● **Your instructions**
Reproduce all the entries exactly.

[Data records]
•••

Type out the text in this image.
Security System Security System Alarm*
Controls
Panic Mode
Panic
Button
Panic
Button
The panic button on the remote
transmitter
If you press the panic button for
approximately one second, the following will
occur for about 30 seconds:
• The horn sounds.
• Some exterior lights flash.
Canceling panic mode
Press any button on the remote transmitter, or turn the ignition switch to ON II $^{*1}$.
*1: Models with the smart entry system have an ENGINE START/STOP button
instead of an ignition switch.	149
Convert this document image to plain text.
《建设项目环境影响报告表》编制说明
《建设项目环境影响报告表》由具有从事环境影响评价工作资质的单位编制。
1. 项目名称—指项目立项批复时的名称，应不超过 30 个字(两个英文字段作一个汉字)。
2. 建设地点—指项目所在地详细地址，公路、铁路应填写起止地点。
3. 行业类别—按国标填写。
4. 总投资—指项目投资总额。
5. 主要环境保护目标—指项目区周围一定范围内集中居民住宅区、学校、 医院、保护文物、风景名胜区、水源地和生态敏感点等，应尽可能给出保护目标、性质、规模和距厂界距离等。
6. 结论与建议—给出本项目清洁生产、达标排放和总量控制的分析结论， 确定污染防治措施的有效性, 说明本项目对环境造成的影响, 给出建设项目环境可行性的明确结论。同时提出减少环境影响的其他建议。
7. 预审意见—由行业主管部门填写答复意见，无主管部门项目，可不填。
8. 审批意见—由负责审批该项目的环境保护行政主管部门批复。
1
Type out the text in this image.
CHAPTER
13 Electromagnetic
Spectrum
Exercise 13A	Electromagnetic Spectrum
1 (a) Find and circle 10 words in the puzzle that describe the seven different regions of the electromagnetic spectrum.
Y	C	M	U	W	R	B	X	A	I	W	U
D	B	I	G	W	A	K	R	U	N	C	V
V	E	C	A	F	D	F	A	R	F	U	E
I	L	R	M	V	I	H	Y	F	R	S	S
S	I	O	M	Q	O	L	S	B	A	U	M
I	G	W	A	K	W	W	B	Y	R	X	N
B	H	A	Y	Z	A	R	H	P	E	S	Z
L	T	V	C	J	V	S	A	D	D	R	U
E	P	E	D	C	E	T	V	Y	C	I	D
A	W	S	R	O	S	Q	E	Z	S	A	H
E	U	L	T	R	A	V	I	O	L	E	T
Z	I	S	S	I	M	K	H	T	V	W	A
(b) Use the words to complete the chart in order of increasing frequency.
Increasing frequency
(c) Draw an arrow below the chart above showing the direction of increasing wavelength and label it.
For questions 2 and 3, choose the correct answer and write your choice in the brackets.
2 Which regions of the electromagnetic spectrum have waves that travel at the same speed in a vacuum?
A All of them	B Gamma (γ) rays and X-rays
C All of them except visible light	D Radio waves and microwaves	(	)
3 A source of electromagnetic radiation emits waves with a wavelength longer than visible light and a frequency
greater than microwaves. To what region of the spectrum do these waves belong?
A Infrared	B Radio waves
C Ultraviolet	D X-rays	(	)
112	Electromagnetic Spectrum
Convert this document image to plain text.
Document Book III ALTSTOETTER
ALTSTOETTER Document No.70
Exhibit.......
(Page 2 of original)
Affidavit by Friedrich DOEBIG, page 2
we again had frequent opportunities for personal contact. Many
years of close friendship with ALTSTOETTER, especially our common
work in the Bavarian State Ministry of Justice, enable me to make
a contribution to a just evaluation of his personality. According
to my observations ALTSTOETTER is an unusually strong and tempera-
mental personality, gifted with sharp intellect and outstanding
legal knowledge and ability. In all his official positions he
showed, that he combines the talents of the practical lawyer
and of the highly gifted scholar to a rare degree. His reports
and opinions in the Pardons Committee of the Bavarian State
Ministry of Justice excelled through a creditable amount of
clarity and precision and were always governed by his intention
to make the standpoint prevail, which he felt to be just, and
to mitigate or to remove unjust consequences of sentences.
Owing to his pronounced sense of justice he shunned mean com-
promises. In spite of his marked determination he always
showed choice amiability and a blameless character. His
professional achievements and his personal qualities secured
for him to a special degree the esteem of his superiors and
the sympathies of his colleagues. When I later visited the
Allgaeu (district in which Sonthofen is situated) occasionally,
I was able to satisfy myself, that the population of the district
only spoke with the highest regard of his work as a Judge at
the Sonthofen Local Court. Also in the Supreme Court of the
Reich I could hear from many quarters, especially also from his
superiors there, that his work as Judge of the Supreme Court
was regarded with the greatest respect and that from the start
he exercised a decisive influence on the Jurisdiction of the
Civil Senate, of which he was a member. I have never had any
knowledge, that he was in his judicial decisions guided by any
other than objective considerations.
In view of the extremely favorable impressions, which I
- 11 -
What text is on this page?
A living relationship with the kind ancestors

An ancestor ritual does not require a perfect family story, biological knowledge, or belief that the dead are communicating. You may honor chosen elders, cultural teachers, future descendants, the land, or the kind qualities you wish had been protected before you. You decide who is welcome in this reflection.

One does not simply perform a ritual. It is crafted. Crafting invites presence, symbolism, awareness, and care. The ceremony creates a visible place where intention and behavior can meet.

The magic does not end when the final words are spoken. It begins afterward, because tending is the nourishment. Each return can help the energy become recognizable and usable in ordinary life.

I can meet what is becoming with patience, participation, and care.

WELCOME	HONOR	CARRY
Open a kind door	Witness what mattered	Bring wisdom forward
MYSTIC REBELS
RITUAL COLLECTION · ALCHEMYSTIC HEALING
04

•••

● **Output of the exercise**
Type out the text in this image.
Security System Security System Alarm*
Controls
Panic Mode
Panic
Button
Panic
Button
The panic button on the remote
transmitter
If you press the panic button for
approximately one second, the following will
occur for about 30 seconds:
• The horn sounds.
• Some exterior lights flash.
Canceling panic mode
Press any button on the remote transmitter, or turn the ignition switch to ON II $^{*1}$.
*1: Models with the smart entry system have an ENGINE START/STOP button
instead of an ignition switch.	149
Convert this document image to plain text.
《建设项目环境影响报告表》编制说明
《建设项目环境影响报告表》由具有从事环境影响评价工作资质的单位编制。
1. 项目名称—指项目立项批复时的名称，应不超过 30 个字(两个英文字段作一个汉字)。
2. 建设地点—指项目所在地详细地址，公路、铁路应填写起止地点。
3. 行业类别—按国标填写。
4. 总投资—指项目投资总额。
5. 主要环境保护目标—指项目区周围一定范围内集中居民住宅区、学校、 医院、保护文物、风景名胜区、水源地和生态敏感点等，应尽可能给出保护目标、性质、规模和距厂界距离等。
6. 结论与建议—给出本项目清洁生产、达标排放和总量控制的分析结论， 确定污染防治措施的有效性, 说明本项目对环境造成的影响, 给出建设项目环境可行性的明确结论。同时提出减少环境影响的其他建议。
7. 预审意见—由行业主管部门填写答复意见，无主管部门项目，可不填。
8. 审批意见—由负责审批该项目的环境保护行政主管部门批复。
1
Type out the text in this image.
CHAPTER
13 Electromagnetic
Spectrum
Exercise 13A	Electromagnetic Spectrum
1 (a) Find and circle 10 words in the puzzle that describe the seven different regions of the electromagnetic spectrum.
Y	C	M	U	W	R	B	X	A	I	W	U
D	B	I	G	W	A	K	R	U	N	C	V
V	E	C	A	F	D	F	A	R	F	U	E
I	L	R	M	V	I	H	Y	F	R	S	S
S	I	O	M	Q	O	L	S	B	A	U	M
I	G	W	A	K	W	W	B	Y	R	X	N
B	H	A	Y	Z	A	R	H	P	E	S	Z
L	T	V	C	J	V	S	A	D	D	R	U
E	P	E	D	C	E	T	V	Y	C	I	D
A	W	S	R	O	S	Q	E	Z	S	A	H
E	U	L	T	R	A	V	I	O	L	E	T
Z	I	S	S	I	M	K	H	T	V	W	A
(b) Use the words to complete the chart in order of increasing frequency.
Increasing frequency
(c) Draw an arrow below the chart above showing the direction of increasing wavelength and label it.
For questions 2 and 3, choose the correct answer and write your choice in the brackets.
2 Which regions of the electromagnetic spectrum have waves that travel at the same speed in a vacuum?
A All of them	B Gamma (γ) rays and X-rays
C All of them except visible light	D Radio waves and microwaves	(	)
3 A source of electromagnetic radiation emits waves with a wavelength longer than visible light and a frequency
greater than microwaves. To what region of the spectrum do these waves belong?
A Infrared	B Radio waves
C Ultraviolet	D X-rays	(	)
112	Electromagnetic Spectrum
Convert this document image to plain text.
Document Book III ALTSTOETTER
ALTSTOETTER Document No.70
Exhibit.......
(Page 2 of original)
Affidavit by Friedrich DOEBIG, page 2
we again had frequent opportunities for personal contact. Many
years of close friendship with ALTSTOETTER, especially our common
work in the Bavarian State Ministry of Justice, enable me to make
a contribution to a just evaluation of his personality. According
to my observations ALTSTOETTER is an unusually strong and tempera-
mental personality, gifted with sharp intellect and outstanding
legal knowledge and ability. In all his official positions he
showed, that he combines the talents of the practical lawyer
and of the highly gifted scholar to a rare degree. His reports
and opinions in the Pardons Committee of the Bavarian State
Ministry of Justice excelled through a creditable amount of
clarity and precision and were always governed by his intention
to make the standpoint prevail, which he felt to be just, and
to mitigate or to remove unjust consequences of sentences.
Owing to his pronounced sense of justice he shunned mean com-
promises. In spite of his marked determination he always
showed choice amiability and a blameless character. His
professional achievements and his personal qualities secured
for him to a special degree the esteem of his superiors and
the sympathies of his colleagues. When I later visited the
Allgaeu (district in which Sonthofen is situated) occasionally,
I was able to satisfy myself, that the population of the district
only spoke with the highest regard of his work as a Judge at
the Sonthofen Local Court. Also in the Supreme Court of the
Reich I could hear from many quarters, especially also from his
superiors there, that his work as Judge of the Supreme Court
was regarded with the greatest respect and that from the start
he exercised a decisive influence on the Jurisdiction of the
Civil Senate, of which he was a member. I have never had any
knowledge, that he was in his judicial decisions guided by any
other than objective considerations.
In view of the extremely favorable impressions, which I
- 11 -
What text is on this page?
A living relationship with the kind ancestors

An ancestor ritual does not require a perfect family story, biological knowledge, or belief that the dead are communicating. You may honor chosen elders, cultural teachers, future descendants, the land, or the kind qualities you wish had been protected before you. You decide who is welcome in this reflection.

One does not simply perform a ritual. It is crafted. Crafting invites presence, symbolism, awareness, and care. The ceremony creates a visible place where intention and behavior can meet.

The magic does not end when the final words are spoken. It begins afterward, because tending is the nourishment. Each return can help the energy become recognizable and usable in ordinary life.

I can meet what is becoming with patience, participation, and care.

WELCOME	HONOR	CARRY
Open a kind door	Witness what mattered	Bring wisdom forward
MYSTIC REBELS
RITUAL COLLECTION · ALCHEMYSTIC HEALING
04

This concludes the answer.